— begin Listed records —
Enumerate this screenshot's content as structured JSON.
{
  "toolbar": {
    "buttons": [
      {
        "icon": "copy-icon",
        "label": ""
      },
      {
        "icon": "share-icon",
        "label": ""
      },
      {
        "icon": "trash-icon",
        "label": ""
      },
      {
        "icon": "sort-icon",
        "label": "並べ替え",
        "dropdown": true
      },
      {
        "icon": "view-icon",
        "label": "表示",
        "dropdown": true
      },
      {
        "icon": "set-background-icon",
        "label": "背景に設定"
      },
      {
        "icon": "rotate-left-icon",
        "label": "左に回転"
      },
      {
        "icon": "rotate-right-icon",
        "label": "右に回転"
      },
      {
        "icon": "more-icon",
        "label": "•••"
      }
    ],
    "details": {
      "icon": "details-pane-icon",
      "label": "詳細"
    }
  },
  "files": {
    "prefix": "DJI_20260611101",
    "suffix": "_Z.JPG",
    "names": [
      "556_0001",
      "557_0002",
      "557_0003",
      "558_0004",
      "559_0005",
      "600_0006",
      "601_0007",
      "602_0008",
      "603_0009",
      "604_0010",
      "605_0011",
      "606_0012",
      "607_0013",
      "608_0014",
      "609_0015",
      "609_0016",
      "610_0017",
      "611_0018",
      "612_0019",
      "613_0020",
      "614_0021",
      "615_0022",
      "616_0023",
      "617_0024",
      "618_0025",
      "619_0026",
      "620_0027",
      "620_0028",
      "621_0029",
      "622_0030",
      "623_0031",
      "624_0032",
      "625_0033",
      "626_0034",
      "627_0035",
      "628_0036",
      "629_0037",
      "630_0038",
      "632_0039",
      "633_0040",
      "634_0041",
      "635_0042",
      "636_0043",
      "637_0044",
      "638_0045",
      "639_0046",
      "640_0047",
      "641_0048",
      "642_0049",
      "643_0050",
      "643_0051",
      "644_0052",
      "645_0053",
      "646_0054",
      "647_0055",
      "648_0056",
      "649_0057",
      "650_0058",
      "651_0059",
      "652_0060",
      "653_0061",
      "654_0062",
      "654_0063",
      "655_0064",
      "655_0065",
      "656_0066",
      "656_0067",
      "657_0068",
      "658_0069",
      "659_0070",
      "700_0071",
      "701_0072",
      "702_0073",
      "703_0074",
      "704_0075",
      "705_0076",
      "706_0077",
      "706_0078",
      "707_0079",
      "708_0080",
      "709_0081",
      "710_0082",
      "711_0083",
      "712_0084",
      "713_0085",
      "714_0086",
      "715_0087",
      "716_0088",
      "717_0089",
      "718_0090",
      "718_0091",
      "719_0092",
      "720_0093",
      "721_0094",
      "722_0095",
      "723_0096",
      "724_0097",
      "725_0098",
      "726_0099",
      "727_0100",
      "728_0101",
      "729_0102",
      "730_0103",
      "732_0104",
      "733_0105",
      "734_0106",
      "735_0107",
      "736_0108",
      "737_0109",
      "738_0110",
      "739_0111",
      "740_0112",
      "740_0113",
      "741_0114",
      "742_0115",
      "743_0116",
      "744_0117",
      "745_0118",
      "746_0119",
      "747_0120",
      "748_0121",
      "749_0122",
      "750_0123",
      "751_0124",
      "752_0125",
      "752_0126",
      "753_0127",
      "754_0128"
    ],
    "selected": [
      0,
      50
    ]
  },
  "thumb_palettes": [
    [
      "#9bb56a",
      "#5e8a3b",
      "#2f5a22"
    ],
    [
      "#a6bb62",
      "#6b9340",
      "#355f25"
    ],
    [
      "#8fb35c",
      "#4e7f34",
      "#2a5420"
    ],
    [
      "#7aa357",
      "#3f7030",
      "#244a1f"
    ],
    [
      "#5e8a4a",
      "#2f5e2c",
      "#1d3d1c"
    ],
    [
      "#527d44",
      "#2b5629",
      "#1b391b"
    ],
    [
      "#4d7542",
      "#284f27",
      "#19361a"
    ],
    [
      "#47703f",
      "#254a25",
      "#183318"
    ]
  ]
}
— end Listed records —
§ **What to do**
Using the data above, print every record exactly as shown.

§ **Answer to the problem**
Enumerate this screenshot's content as structured JSON.
{
  "toolbar": {
    "buttons": [
      {
        "icon": "copy-icon",
        "label": ""
      },
      {
        "icon": "share-icon",
        "label": ""
      },
      {
        "icon": "trash-icon",
        "label": ""
      },
      {
        "icon": "sort-icon",
        "label": "並べ替え",
        "dropdown": true
      },
      {
        "icon": "view-icon",
        "label": "表示",
        "dropdown": true
      },
      {
        "icon": "set-background-icon",
        "label": "背景に設定"
      },
      {
        "icon": "rotate-left-icon",
        "label": "左に回転"
      },
      {
        "icon": "rotate-right-icon",
        "label": "右に回転"
      },
      {
        "icon": "more-icon",
        "label": "•••"
      }
    ],
    "details": {
      "icon": "details-pane-icon",
      "label": "詳細"
    }
  },
  "files": {
    "prefix": "DJI_20260611101",
    "suffix": "_Z.JPG",
    "names": [
      "556_0001",
      "557_0002",
      "557_0003",
      "558_0004",
      "559_0005",
      "600_0006",
      "601_0007",
      "602_0008",
      "603_0009",
      "604_0010",
      "605_0011",
      "606_0012",
      "607_0013",
      "608_0014",
      "609_0015",
      "609_0016",
      "610_0017",
      "611_0018",
      "612_0019",
      "613_0020",
      "614_0021",
      "615_0022",
      "616_0023",
      "617_0024",
      "618_0025",
      "619_0026",
      "620_0027",
      "620_0028",
      "621_0029",
      "622_0030",
      "623_0031",
      "624_0032",
      "625_0033",
      "626_0034",
      "627_0035",
      "628_0036",
      "629_0037",
      "630_0038",
      "632_0039",
      "633_0040",
      "634_0041",
      "635_0042",
      "636_0043",
      "637_0044",
      "638_0045",
      "639_0046",
      "640_0047",
      "641_0048",
      "642_0049",
      "643_0050",
      "643_0051",
      "644_0052",
      "645_0053",
      "646_0054",
      "647_0055",
      "648_0056",
      "649_0057",
      "650_0058",
      "651_0059",
      "652_0060",
      "653_0061",
      "654_0062",
      "654_0063",
      "655_0064",
      "655_0065",
      "656_0066",
      "656_0067",
      "657_0068",
      "658_0069",
      "659_0070",
      "700_0071",
      "701_0072",
      "702_0073",
      "703_0074",
      "704_0075",
      "705_0076",
      "706_0077",
      "706_0078",
      "707_0079",
      "708_0080",
      "709_0081",
      "710_0082",
      "711_0083",
      "712_0084",
      "713_0085",
      "714_0086",
      "715_0087",
      "716_0088",
      "717_0089",
      "718_0090",
      "718_0091",
      "719_0092",
      "720_0093",
      "721_0094",
      "722_0095",
      "723_0096",
      "724_0097",
      "725_0098",
      "726_0099",
      "727_0100",
      "728_0101",
      "729_0102",
      "730_0103",
      "732_0104",
      "733_0105",
      "734_0106",
      "735_0107",
      "736_0108",
      "737_0109",
      "738_0110",
      "739_0111",
      "740_0112",
      "740_0113",
      "741_0114",
      "742_0115",
      "743_0116",
      "744_0117",
      "745_0118",
      "746_0119",
      "747_0120",
      "748_0121",
      "749_0122",
      "750_0123",
      "751_0124",
      "752_0125",
      "752_0126",
      "753_0127",
      "754_0128"
    ],
    "selected": [
      0,
      50
    ]
  },
  "thumb_palettes": [
    [
      "#9bb56a",
      "#5e8a3b",
      "#2f5a22"
    ],
    [
      "#a6bb62",
      "#6b9340",
      "#355f25"
    ],
    [
      "#8fb35c",
      "#4e7f34",
      "#2a5420"
    ],
    [
      "#7aa357",
      "#3f7030",
      "#244a1f"
    ],
    [
      "#5e8a4a",
      "#2f5e2c",
      "#1d3d1c"
    ],
    [
      "#527d44",
      "#2b5629",
      "#1b391b"
    ],
    [
      "#4d7542",
      "#284f27",
      "#19361a"
    ],
    [
      "#47703f",
      "#254a25",
      "#183318"
    ]
  ]
}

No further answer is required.